■ What is required ■
Give the data below again exactly as written, but without the pictures.

■ Records to use ■

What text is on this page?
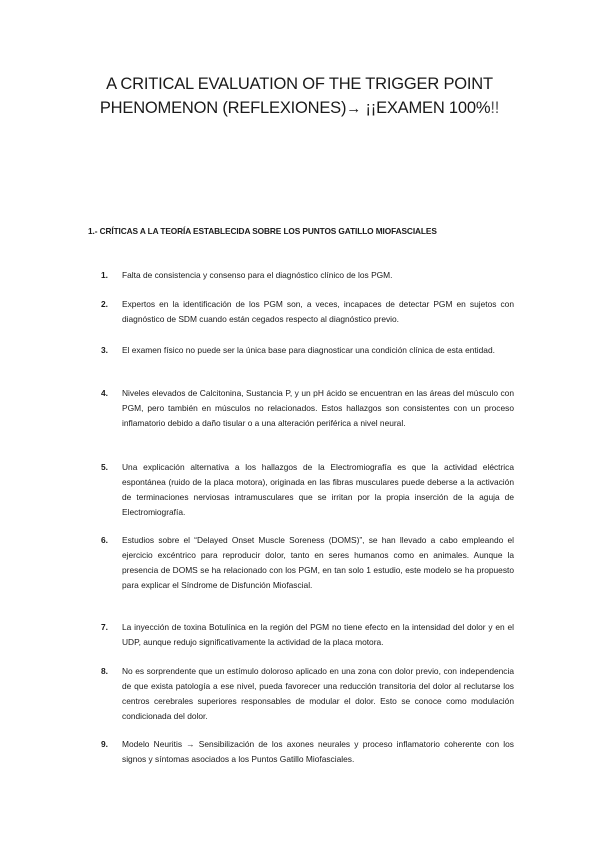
A CRITICAL EVALUATION OF THE TRIGGER POINT
PHENOMENON (REFLEXIONES)→ ¡¡EXAMEN 100%!!
1.- CRÍTICAS A LA TEORÍA ESTABLECIDA SOBRE LOS PUNTOS GATILLO MIOFASCIALES
1.	Falta de consistencia y consenso para el diagnóstico clínico de los PGM.
2.	Expertos en la identificación de los PGM son, a veces, incapaces de detectar PGM en sujetos con diagnóstico de SDM cuando están cegados respecto al diagnóstico previo.
3.	El examen físico no puede ser la única base para diagnosticar una condición clínica de esta entidad.
4.	Niveles elevados de Calcitonina, Sustancia P, y un pH ácido se encuentran en las áreas del músculo con PGM, pero también en músculos no relacionados. Estos hallazgos son consistentes con un proceso inflamatorio debido a daño tisular o a una alteración periférica a nivel neural.
5.	Una explicación alternativa a los hallazgos de la Electromiografía es que la actividad eléctrica espontánea (ruido de la placa motora), originada en las fibras musculares puede deberse a la activación de terminaciones nerviosas intramusculares que se irritan por la propia inserción de la aguja de Electromiografía.
6.	Estudios sobre el “Delayed Onset Muscle Soreness (DOMS)”, se han llevado a cabo empleando el ejercicio excéntrico para reproducir dolor, tanto en seres humanos como en animales. Aunque la presencia de DOMS se ha relacionado con los PGM, en tan solo 1 estudio, este modelo se ha propuesto para explicar el Síndrome de Disfunción Miofascial.
7.	La inyección de toxina Botulínica en la región del PGM no tiene efecto en la intensidad del dolor y en el UDP, aunque redujo significativamente la actividad de la placa motora.
8.	No es sorprendente que un estímulo doloroso aplicado en una zona con dolor previo, con independencia de que exista patología a ese nivel, pueda favorecer una reducción transitoria del dolor al reclutarse los centros cerebrales superiores responsables de modular el dolor. Esto se conoce como modulación condicionada del dolor.
9.	Modelo Neuritis → Sensibilización de los axones neurales y proceso inflamatorio coherente con los signos y síntomas asociados a los Puntos Gatillo Miofasciales.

■ Answer section ■
What text is on this page?
A CRITICAL EVALUATION OF THE TRIGGER POINT
PHENOMENON (REFLEXIONES)→ ¡¡EXAMEN 100%!!
1.- CRÍTICAS A LA TEORÍA ESTABLECIDA SOBRE LOS PUNTOS GATILLO MIOFASCIALES
1.	Falta de consistencia y consenso para el diagnóstico clínico de los PGM.
2.	Expertos en la identificación de los PGM son, a veces, incapaces de detectar PGM en sujetos con diagnóstico de SDM cuando están cegados respecto al diagnóstico previo.
3.	El examen físico no puede ser la única base para diagnosticar una condición clínica de esta entidad.
4.	Niveles elevados de Calcitonina, Sustancia P, y un pH ácido se encuentran en las áreas del músculo con PGM, pero también en músculos no relacionados. Estos hallazgos son consistentes con un proceso inflamatorio debido a daño tisular o a una alteración periférica a nivel neural.
5.	Una explicación alternativa a los hallazgos de la Electromiografía es que la actividad eléctrica espontánea (ruido de la placa motora), originada en las fibras musculares puede deberse a la activación de terminaciones nerviosas intramusculares que se irritan por la propia inserción de la aguja de Electromiografía.
6.	Estudios sobre el “Delayed Onset Muscle Soreness (DOMS)”, se han llevado a cabo empleando el ejercicio excéntrico para reproducir dolor, tanto en seres humanos como en animales. Aunque la presencia de DOMS se ha relacionado con los PGM, en tan solo 1 estudio, este modelo se ha propuesto para explicar el Síndrome de Disfunción Miofascial.
7.	La inyección de toxina Botulínica en la región del PGM no tiene efecto en la intensidad del dolor y en el UDP, aunque redujo significativamente la actividad de la placa motora.
8.	No es sorprendente que un estímulo doloroso aplicado en una zona con dolor previo, con independencia de que exista patología a ese nivel, pueda favorecer una reducción transitoria del dolor al reclutarse los centros cerebrales superiores responsables de modular el dolor. Esto se conoce como modulación condicionada del dolor.
9.	Modelo Neuritis → Sensibilización de los axones neurales y proceso inflamatorio coherente con los signos y síntomas asociados a los Puntos Gatillo Miofasciales.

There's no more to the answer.